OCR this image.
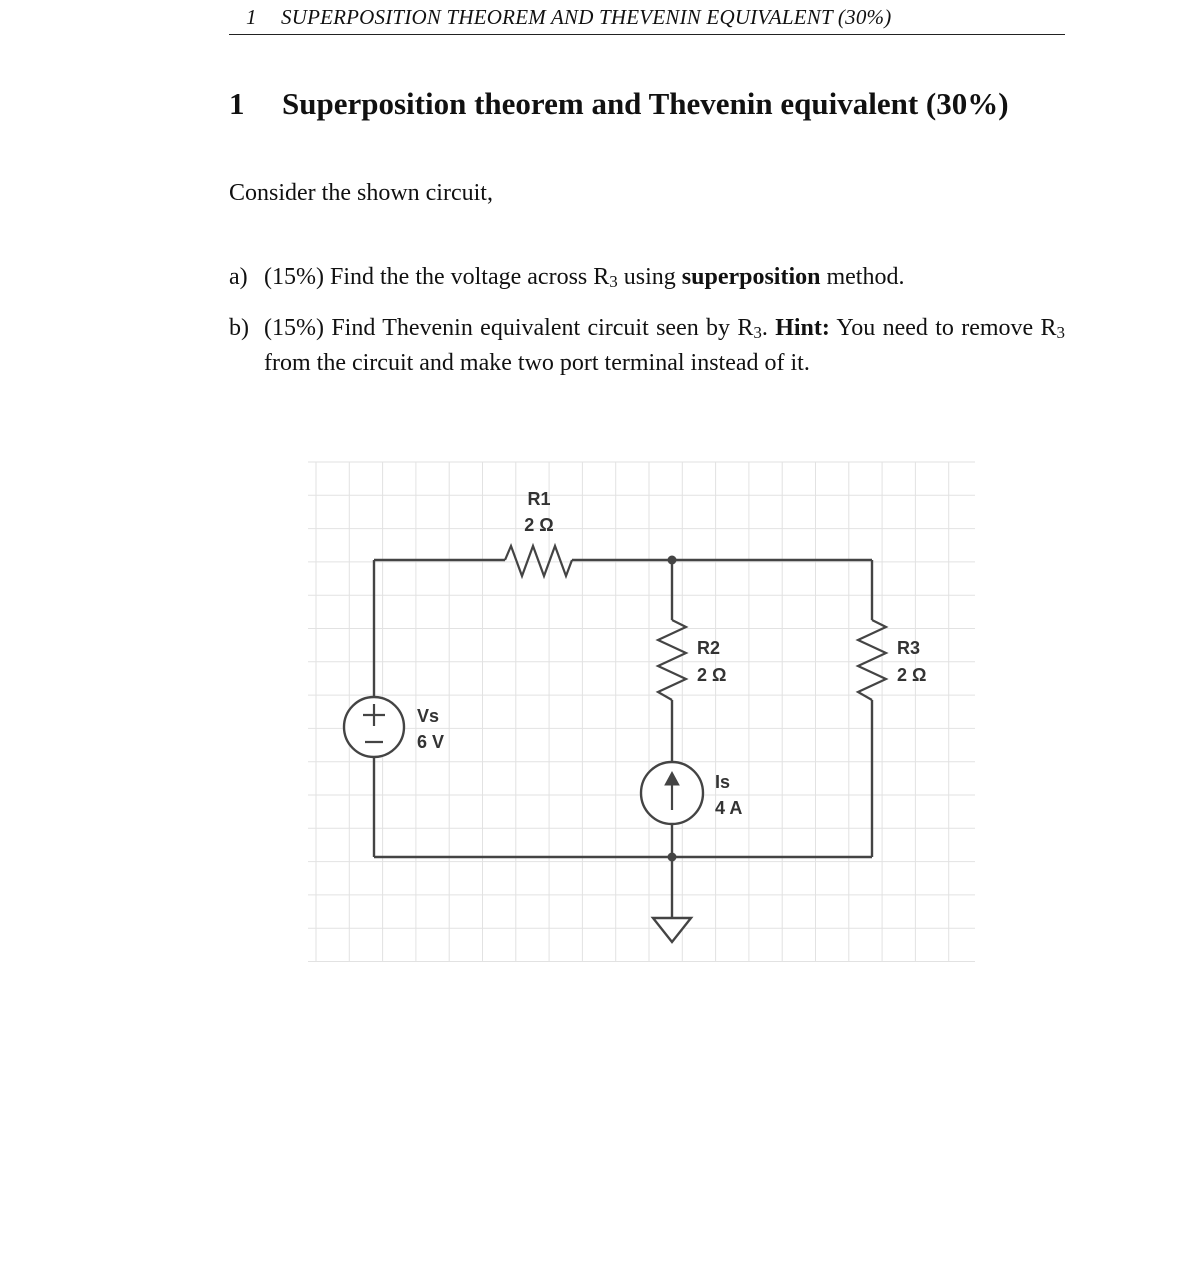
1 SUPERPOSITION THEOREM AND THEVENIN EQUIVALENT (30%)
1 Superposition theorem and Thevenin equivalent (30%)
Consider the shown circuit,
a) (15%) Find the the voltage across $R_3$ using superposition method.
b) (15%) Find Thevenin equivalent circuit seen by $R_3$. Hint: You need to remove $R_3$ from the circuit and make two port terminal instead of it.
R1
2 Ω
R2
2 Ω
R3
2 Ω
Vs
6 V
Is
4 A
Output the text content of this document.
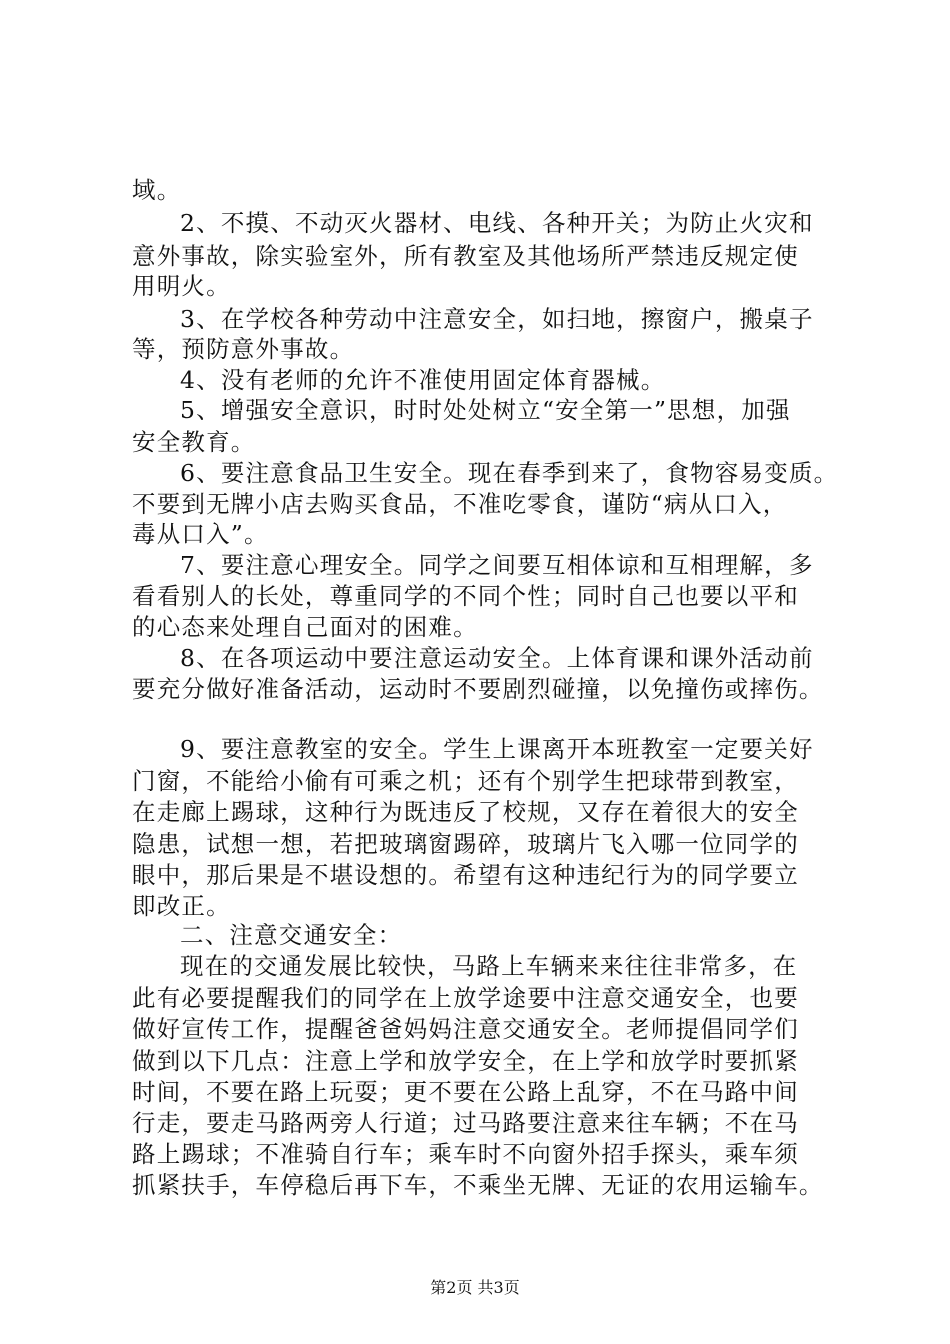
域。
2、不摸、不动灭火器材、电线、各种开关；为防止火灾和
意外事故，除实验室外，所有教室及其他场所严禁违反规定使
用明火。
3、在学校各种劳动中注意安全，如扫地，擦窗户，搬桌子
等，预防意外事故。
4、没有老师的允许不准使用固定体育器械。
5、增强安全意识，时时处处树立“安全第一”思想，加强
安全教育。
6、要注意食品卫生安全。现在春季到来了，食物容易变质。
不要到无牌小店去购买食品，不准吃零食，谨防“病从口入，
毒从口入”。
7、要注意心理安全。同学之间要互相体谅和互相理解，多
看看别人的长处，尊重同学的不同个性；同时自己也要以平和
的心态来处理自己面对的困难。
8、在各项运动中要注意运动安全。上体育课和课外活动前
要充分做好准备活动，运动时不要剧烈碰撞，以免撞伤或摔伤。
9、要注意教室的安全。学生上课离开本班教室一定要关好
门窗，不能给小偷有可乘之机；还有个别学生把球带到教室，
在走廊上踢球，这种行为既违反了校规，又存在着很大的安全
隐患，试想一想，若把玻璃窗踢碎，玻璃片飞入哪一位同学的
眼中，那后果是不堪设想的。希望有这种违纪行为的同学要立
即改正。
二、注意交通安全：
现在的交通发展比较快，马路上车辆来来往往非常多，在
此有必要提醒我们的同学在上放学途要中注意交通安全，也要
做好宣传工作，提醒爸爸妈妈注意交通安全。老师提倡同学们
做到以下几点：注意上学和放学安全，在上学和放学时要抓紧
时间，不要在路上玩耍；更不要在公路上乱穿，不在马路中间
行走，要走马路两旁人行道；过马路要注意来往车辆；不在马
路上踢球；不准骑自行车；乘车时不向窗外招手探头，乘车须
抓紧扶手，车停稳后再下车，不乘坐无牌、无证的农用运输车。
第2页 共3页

• _EXERCISE GOAL_:
Your task is to transcribe all of the records precisely, with no images included.

• _ANSWER TO THE EXERCISE_:
OCR this image.
1 SUPERPOSITION THEOREM AND THEVENIN EQUIVALENT (30%)
1 Superposition theorem and Thevenin equivalent (30%)
Consider the shown circuit,
a) (15%) Find the the voltage across $R_3$ using superposition method.
b) (15%) Find Thevenin equivalent circuit seen by $R_3$. Hint: You need to remove $R_3$ from the circuit and make two port terminal instead of it.
R1
2 Ω
R2
2 Ω
R3
2 Ω
Vs
6 V
Is
4 A
Output the text content of this document.
域。
2、不摸、不动灭火器材、电线、各种开关；为防止火灾和
意外事故，除实验室外，所有教室及其他场所严禁违反规定使
用明火。
3、在学校各种劳动中注意安全，如扫地，擦窗户，搬桌子
等，预防意外事故。
4、没有老师的允许不准使用固定体育器械。
5、增强安全意识，时时处处树立“安全第一”思想，加强
安全教育。
6、要注意食品卫生安全。现在春季到来了，食物容易变质。
不要到无牌小店去购买食品，不准吃零食，谨防“病从口入，
毒从口入”。
7、要注意心理安全。同学之间要互相体谅和互相理解，多
看看别人的长处，尊重同学的不同个性；同时自己也要以平和
的心态来处理自己面对的困难。
8、在各项运动中要注意运动安全。上体育课和课外活动前
要充分做好准备活动，运动时不要剧烈碰撞，以免撞伤或摔伤。
9、要注意教室的安全。学生上课离开本班教室一定要关好
门窗，不能给小偷有可乘之机；还有个别学生把球带到教室，
在走廊上踢球，这种行为既违反了校规，又存在着很大的安全
隐患，试想一想，若把玻璃窗踢碎，玻璃片飞入哪一位同学的
眼中，那后果是不堪设想的。希望有这种违纪行为的同学要立
即改正。
二、注意交通安全：
现在的交通发展比较快，马路上车辆来来往往非常多，在
此有必要提醒我们的同学在上放学途要中注意交通安全，也要
做好宣传工作，提醒爸爸妈妈注意交通安全。老师提倡同学们
做到以下几点：注意上学和放学安全，在上学和放学时要抓紧
时间，不要在路上玩耍；更不要在公路上乱穿，不在马路中间
行走，要走马路两旁人行道；过马路要注意来往车辆；不在马
路上踢球；不准骑自行车；乘车时不向窗外招手探头，乘车须
抓紧扶手，车停稳后再下车，不乘坐无牌、无证的农用运输车。
第2页 共3页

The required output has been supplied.